■ Your task
Scan the data beneath this task and copy each line that includes "Responsible".

■ Dataset entries
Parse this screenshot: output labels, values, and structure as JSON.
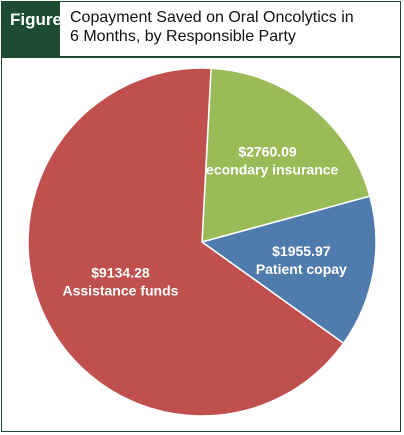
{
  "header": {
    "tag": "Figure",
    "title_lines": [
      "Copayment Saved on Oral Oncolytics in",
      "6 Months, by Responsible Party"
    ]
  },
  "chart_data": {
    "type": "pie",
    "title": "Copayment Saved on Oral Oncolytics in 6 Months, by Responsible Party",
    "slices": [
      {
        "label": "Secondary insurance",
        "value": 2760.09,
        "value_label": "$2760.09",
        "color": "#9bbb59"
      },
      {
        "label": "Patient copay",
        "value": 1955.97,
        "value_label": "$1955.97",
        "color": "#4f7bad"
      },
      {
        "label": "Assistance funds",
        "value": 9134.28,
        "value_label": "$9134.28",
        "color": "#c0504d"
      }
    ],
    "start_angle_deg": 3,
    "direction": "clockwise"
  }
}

* * *

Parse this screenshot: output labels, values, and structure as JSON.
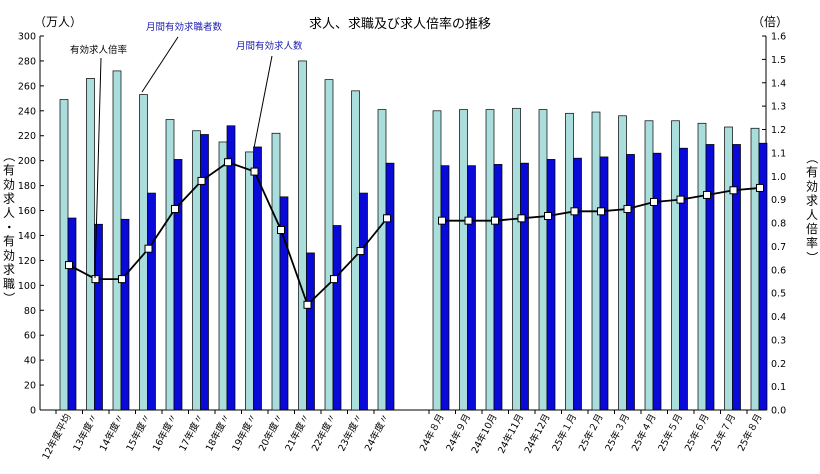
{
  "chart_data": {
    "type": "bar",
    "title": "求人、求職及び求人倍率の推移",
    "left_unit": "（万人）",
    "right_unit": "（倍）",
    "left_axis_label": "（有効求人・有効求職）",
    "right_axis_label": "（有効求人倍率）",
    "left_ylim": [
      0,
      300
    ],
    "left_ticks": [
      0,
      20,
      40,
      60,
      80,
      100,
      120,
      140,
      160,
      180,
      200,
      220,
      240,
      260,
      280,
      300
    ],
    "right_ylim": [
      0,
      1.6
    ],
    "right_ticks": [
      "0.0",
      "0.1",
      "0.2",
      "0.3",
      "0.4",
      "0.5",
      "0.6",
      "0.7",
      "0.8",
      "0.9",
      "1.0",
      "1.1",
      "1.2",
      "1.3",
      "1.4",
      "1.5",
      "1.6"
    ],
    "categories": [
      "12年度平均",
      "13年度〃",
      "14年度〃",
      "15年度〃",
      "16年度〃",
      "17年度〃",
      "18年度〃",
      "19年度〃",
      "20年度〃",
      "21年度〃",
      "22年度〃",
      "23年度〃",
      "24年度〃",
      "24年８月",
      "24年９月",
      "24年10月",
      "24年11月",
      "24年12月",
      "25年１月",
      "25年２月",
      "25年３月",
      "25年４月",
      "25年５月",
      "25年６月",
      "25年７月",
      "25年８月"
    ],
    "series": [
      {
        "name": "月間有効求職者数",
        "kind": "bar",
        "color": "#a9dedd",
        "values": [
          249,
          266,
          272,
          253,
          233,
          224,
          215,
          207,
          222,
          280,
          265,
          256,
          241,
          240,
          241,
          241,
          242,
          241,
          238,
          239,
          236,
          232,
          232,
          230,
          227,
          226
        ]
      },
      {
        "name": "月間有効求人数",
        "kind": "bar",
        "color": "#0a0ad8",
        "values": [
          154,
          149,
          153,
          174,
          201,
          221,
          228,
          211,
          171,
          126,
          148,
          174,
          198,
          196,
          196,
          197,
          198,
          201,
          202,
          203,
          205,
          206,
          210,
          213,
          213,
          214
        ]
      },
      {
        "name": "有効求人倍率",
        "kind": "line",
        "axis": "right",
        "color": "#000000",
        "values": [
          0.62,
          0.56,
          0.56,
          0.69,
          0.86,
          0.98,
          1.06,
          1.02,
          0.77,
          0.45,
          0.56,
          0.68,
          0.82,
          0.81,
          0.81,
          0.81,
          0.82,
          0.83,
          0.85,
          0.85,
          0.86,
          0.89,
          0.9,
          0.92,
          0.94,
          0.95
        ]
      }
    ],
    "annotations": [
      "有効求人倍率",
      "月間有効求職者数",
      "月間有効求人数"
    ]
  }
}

■ Response to the task
      "6 Months, by Responsible Party"
    "title": "Copayment Saved on Oral Oncolytics in 6 Months, by Responsible Party",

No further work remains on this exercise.